# Exercise brief
Write out each line exactly as given. Leave the pictures out of your copy.

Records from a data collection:

•••••

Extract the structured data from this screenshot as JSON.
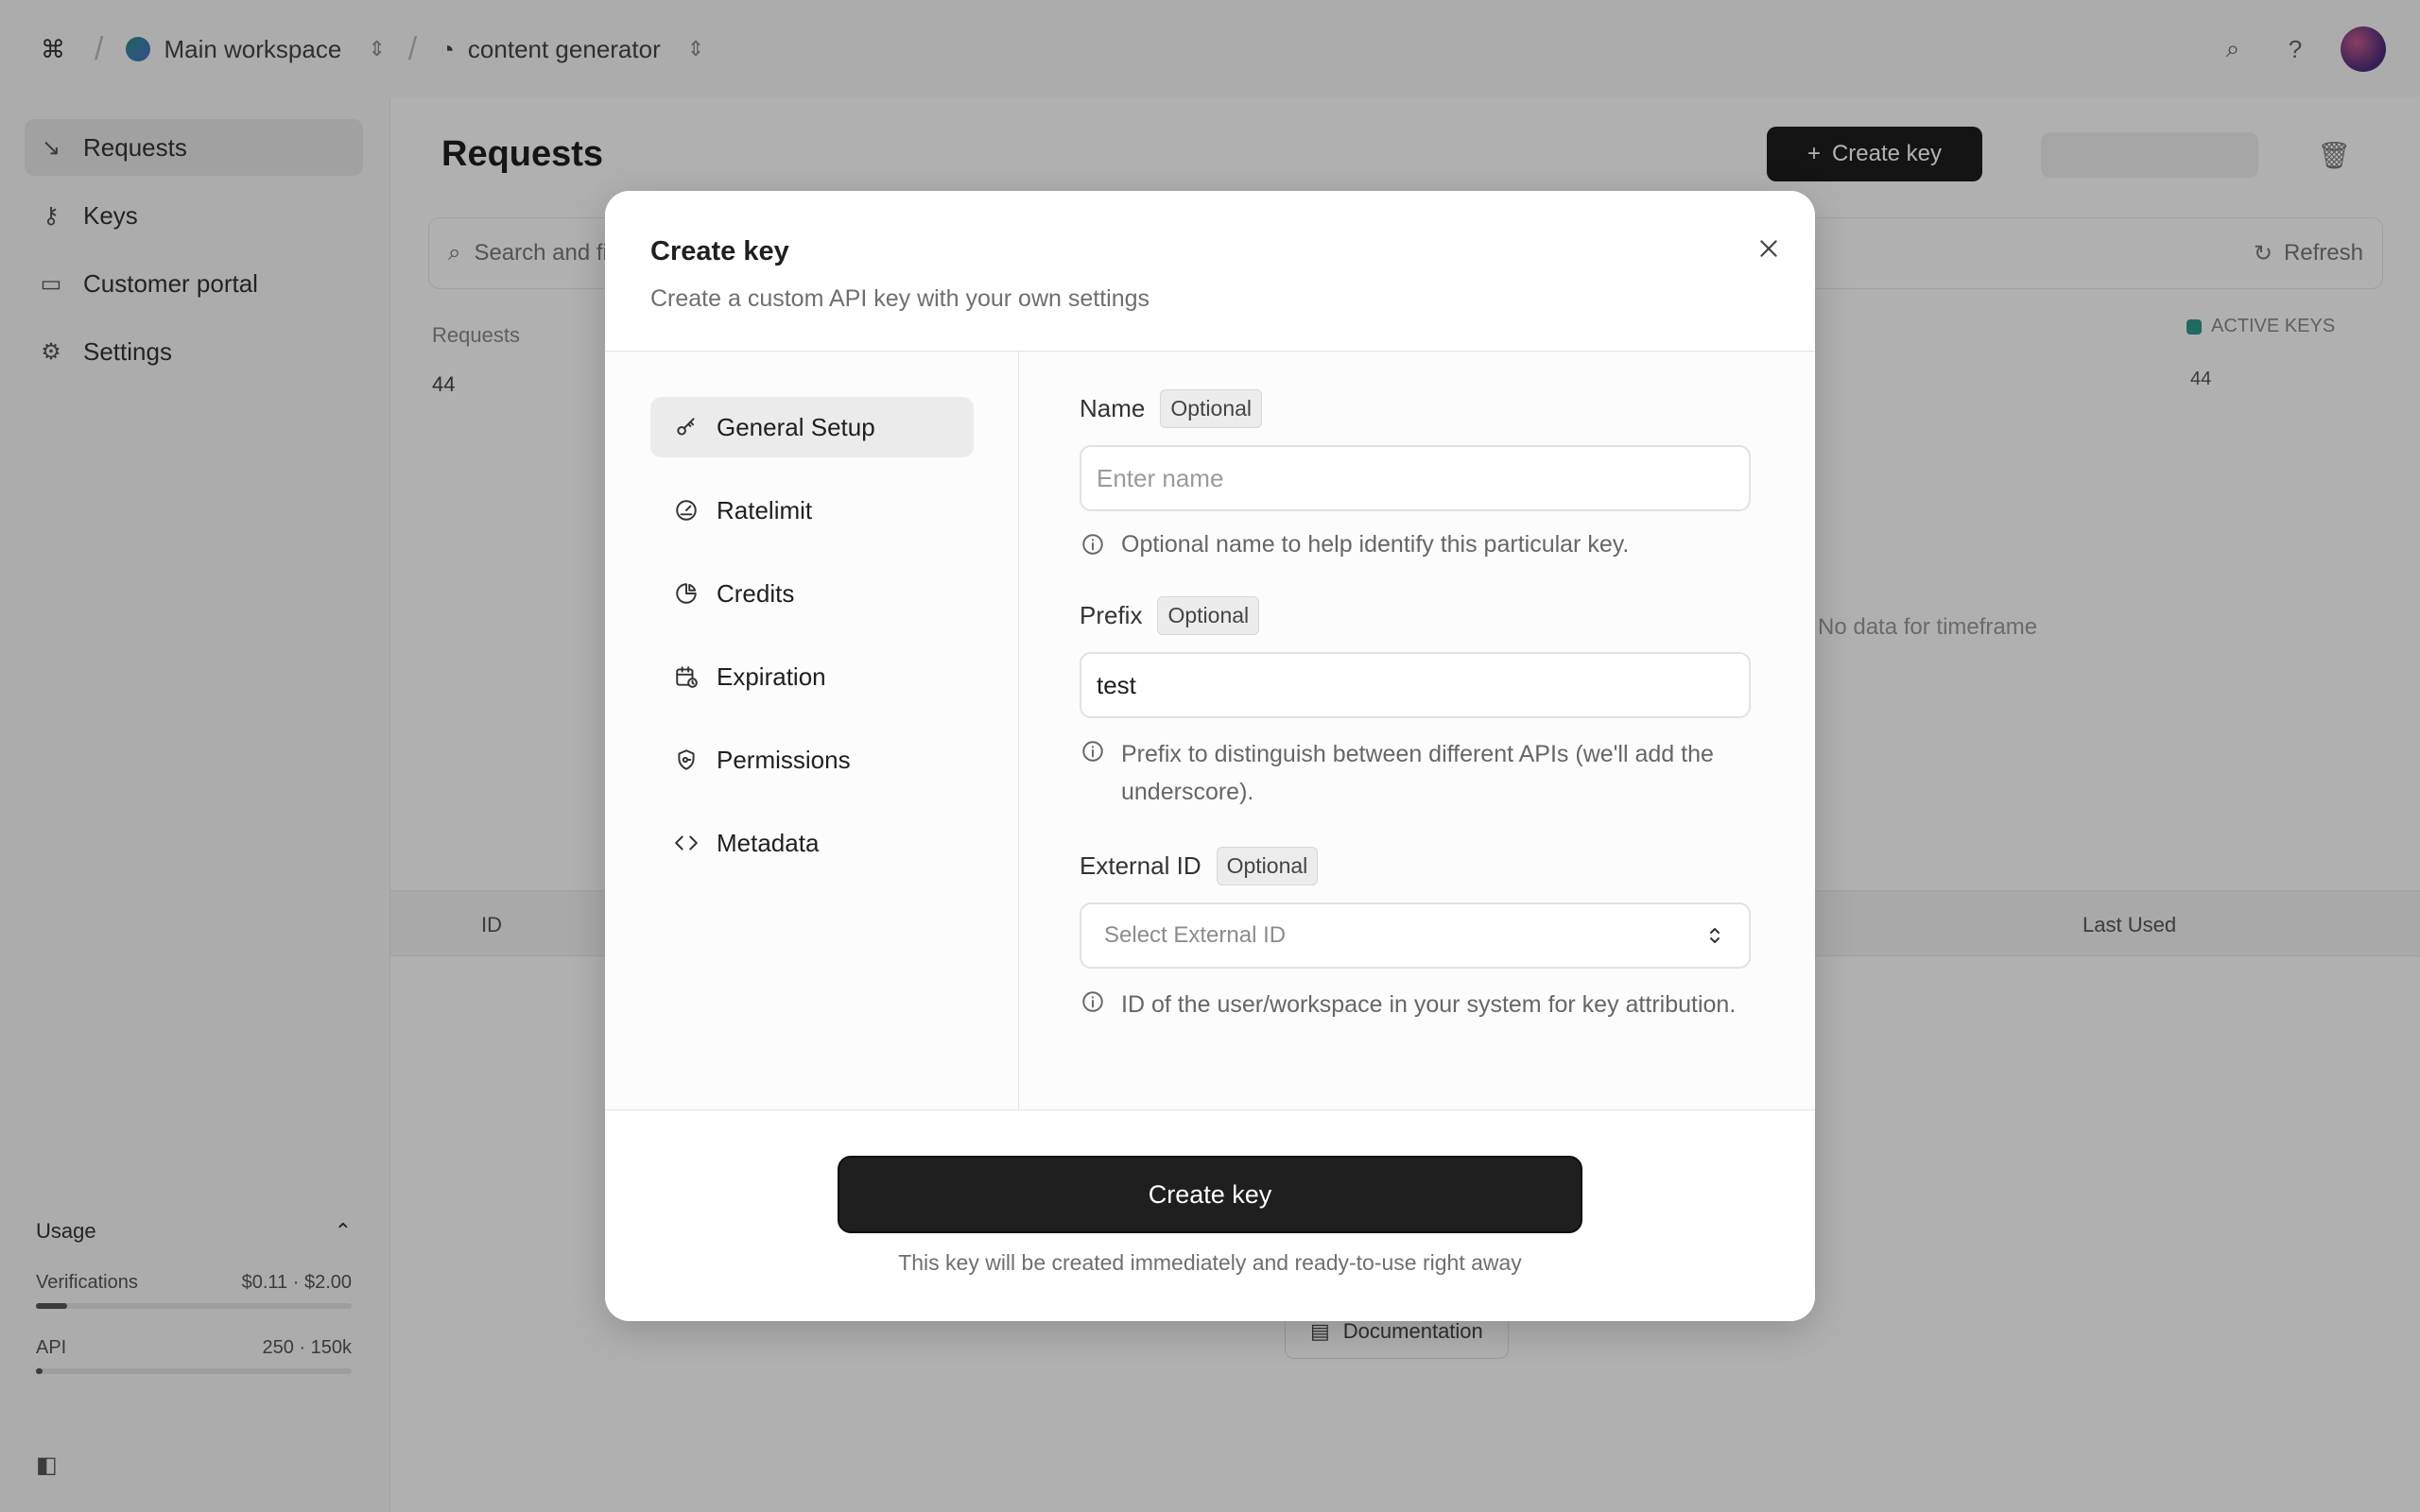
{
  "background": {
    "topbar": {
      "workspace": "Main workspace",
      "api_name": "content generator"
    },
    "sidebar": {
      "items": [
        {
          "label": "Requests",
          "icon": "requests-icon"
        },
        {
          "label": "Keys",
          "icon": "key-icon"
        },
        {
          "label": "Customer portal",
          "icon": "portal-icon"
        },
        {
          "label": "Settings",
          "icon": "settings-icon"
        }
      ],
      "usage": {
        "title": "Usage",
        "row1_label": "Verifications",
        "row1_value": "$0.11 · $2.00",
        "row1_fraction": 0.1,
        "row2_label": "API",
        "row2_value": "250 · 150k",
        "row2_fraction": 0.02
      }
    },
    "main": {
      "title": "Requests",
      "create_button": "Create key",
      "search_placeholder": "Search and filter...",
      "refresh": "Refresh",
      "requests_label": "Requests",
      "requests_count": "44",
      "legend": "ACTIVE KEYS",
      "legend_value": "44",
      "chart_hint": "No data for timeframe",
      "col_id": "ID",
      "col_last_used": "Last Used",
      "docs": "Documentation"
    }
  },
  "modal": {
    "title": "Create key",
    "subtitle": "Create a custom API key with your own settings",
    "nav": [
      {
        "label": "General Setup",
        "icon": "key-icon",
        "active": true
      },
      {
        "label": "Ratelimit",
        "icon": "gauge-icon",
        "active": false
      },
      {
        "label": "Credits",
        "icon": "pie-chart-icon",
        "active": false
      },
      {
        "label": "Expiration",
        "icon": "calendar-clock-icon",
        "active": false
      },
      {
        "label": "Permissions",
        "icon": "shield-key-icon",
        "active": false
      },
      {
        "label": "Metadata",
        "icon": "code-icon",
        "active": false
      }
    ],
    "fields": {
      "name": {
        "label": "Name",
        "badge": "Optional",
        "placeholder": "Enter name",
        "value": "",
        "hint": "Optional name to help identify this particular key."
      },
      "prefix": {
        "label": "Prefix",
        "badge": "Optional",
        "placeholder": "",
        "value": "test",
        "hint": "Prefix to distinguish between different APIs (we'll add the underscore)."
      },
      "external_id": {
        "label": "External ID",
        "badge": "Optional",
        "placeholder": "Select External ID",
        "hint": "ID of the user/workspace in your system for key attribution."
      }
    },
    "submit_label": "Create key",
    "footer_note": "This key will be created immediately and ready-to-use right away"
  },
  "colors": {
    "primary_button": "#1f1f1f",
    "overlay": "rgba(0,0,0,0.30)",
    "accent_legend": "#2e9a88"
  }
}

•••••

# Answer to the exercise
Extract the structured data from this screenshot as JSON.
{
  "background": {
    "topbar": {
      "workspace": "Main workspace",
      "api_name": "content generator"
    },
    "sidebar": {
      "items": [
        {
          "label": "Requests",
          "icon": "requests-icon"
        },
        {
          "label": "Keys",
          "icon": "key-icon"
        },
        {
          "label": "Customer portal",
          "icon": "portal-icon"
        },
        {
          "label": "Settings",
          "icon": "settings-icon"
        }
      ],
      "usage": {
        "title": "Usage",
        "row1_label": "Verifications",
        "row1_value": "$0.11 · $2.00",
        "row1_fraction": 0.1,
        "row2_label": "API",
        "row2_value": "250 · 150k",
        "row2_fraction": 0.02
      }
    },
    "main": {
      "title": "Requests",
      "create_button": "Create key",
      "search_placeholder": "Search and filter...",
      "refresh": "Refresh",
      "requests_label": "Requests",
      "requests_count": "44",
      "legend": "ACTIVE KEYS",
      "legend_value": "44",
      "chart_hint": "No data for timeframe",
      "col_id": "ID",
      "col_last_used": "Last Used",
      "docs": "Documentation"
    }
  },
  "modal": {
    "title": "Create key",
    "subtitle": "Create a custom API key with your own settings",
    "nav": [
      {
        "label": "General Setup",
        "icon": "key-icon",
        "active": true
      },
      {
        "label": "Ratelimit",
        "icon": "gauge-icon",
        "active": false
      },
      {
        "label": "Credits",
        "icon": "pie-chart-icon",
        "active": false
      },
      {
        "label": "Expiration",
        "icon": "calendar-clock-icon",
        "active": false
      },
      {
        "label": "Permissions",
        "icon": "shield-key-icon",
        "active": false
      },
      {
        "label": "Metadata",
        "icon": "code-icon",
        "active": false
      }
    ],
    "fields": {
      "name": {
        "label": "Name",
        "badge": "Optional",
        "placeholder": "Enter name",
        "value": "",
        "hint": "Optional name to help identify this particular key."
      },
      "prefix": {
        "label": "Prefix",
        "badge": "Optional",
        "placeholder": "",
        "value": "test",
        "hint": "Prefix to distinguish between different APIs (we'll add the underscore)."
      },
      "external_id": {
        "label": "External ID",
        "badge": "Optional",
        "placeholder": "Select External ID",
        "hint": "ID of the user/workspace in your system for key attribution."
      }
    },
    "submit_label": "Create key",
    "footer_note": "This key will be created immediately and ready-to-use right away"
  },
  "colors": {
    "primary_button": "#1f1f1f",
    "overlay": "rgba(0,0,0,0.30)",
    "accent_legend": "#2e9a88"
  }
}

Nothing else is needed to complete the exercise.